Records shown >>
►

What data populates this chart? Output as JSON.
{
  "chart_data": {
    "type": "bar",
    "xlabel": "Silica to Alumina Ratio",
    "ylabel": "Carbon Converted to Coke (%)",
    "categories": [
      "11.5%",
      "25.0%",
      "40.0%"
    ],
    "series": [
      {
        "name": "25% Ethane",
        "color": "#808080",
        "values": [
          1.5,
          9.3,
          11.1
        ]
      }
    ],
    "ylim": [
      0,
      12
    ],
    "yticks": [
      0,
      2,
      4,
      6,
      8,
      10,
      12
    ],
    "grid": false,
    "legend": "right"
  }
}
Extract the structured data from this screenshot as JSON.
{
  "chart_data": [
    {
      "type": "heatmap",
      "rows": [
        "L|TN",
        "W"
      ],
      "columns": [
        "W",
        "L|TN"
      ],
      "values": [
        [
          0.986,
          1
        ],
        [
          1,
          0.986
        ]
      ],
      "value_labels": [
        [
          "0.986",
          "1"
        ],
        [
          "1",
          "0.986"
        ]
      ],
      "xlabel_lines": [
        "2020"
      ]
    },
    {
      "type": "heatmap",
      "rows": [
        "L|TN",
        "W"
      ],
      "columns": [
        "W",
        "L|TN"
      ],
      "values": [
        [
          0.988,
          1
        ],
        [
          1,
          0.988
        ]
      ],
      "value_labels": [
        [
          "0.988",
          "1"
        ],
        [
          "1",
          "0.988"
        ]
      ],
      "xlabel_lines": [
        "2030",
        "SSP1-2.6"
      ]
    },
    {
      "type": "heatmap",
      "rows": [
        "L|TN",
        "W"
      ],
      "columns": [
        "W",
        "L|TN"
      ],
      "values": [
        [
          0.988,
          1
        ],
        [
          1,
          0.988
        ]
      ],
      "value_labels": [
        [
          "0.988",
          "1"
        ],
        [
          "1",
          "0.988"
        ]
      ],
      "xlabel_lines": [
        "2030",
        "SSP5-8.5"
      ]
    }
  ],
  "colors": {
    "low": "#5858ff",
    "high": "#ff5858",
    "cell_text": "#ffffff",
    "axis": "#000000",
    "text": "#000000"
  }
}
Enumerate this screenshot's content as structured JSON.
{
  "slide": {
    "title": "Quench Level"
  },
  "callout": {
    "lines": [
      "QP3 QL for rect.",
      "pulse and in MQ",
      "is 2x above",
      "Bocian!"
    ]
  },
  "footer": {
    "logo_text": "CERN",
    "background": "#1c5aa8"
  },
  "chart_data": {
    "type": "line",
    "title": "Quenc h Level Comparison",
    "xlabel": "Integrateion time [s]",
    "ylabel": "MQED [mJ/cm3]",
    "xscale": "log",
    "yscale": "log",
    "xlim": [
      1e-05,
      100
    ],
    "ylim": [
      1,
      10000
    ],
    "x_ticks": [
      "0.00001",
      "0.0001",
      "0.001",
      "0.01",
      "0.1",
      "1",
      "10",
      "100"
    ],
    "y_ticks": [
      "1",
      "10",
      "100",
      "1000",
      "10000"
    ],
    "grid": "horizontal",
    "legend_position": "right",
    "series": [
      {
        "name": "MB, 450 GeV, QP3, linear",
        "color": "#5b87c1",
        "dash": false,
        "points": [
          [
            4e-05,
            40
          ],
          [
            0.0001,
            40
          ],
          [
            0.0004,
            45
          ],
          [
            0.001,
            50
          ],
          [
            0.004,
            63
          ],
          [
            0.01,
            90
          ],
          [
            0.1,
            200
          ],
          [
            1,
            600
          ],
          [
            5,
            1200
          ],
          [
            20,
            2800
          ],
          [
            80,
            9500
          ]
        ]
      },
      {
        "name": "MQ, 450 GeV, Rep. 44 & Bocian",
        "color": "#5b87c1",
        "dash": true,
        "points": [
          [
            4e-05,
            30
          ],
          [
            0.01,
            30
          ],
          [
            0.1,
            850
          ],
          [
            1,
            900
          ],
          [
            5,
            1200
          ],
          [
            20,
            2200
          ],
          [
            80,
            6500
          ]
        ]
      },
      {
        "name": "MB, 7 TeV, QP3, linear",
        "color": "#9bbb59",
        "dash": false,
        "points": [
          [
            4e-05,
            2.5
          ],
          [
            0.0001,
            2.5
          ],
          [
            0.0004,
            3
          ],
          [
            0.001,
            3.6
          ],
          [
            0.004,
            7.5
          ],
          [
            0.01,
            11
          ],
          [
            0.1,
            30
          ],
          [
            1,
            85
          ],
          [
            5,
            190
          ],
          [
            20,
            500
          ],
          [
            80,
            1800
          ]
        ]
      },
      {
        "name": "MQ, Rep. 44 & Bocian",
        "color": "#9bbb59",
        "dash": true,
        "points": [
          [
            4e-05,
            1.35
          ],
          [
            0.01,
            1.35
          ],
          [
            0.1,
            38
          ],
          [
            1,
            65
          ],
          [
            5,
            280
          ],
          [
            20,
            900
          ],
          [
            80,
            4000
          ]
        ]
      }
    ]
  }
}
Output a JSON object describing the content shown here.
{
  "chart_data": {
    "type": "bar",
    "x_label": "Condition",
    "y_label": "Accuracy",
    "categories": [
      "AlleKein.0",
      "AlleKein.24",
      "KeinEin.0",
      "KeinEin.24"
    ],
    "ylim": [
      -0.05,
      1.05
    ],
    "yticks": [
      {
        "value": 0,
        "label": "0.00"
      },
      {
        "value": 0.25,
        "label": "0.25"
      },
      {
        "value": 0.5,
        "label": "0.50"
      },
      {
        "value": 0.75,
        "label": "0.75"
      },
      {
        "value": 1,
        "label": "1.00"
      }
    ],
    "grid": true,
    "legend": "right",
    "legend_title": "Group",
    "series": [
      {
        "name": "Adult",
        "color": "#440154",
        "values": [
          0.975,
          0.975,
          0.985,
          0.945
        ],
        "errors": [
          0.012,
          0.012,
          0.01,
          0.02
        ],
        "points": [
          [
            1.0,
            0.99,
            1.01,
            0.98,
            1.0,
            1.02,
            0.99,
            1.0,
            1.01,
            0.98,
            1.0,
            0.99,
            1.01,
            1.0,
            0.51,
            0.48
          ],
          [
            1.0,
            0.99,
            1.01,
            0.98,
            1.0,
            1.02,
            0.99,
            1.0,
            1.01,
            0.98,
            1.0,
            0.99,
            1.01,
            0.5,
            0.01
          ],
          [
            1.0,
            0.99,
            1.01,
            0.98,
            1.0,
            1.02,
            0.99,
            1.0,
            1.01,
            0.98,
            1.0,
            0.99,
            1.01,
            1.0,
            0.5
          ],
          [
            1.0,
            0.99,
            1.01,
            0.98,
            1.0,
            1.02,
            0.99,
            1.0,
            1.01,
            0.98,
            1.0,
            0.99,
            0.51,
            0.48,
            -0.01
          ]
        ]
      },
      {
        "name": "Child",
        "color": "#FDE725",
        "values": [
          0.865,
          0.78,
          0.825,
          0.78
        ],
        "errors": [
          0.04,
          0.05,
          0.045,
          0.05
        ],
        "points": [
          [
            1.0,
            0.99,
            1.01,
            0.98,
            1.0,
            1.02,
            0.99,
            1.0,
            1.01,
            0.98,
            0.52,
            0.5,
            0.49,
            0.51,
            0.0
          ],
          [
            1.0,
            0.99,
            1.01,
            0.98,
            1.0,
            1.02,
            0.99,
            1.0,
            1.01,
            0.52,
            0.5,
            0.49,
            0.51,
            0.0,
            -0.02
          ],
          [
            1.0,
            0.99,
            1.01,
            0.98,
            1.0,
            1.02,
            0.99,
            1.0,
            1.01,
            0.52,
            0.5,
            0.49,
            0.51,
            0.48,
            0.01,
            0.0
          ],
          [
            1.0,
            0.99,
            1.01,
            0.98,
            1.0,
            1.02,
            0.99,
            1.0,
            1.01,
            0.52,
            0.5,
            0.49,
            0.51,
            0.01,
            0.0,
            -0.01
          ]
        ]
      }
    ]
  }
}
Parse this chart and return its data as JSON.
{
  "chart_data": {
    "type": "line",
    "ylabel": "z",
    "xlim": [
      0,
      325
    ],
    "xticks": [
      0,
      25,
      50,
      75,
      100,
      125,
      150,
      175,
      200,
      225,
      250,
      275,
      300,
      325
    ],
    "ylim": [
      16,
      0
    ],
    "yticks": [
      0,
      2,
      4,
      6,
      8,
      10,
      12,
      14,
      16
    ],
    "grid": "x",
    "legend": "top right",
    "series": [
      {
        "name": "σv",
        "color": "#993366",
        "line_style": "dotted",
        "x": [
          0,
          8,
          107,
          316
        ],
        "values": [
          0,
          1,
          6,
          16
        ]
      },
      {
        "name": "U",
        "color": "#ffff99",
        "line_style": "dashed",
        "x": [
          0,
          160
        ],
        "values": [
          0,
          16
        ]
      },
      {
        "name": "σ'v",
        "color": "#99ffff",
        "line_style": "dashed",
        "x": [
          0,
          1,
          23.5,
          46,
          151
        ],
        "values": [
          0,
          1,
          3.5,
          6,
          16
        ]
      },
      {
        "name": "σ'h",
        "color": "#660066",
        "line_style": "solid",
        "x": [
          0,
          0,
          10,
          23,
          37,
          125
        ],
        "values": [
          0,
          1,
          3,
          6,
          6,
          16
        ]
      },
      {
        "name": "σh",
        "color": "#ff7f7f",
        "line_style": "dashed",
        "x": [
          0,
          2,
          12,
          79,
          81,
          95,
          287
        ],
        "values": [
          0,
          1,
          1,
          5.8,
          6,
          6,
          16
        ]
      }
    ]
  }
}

◄

Objective >> Looking at the entries above, state how many lines contain "name"; give the number alone.

Exercise response >> 12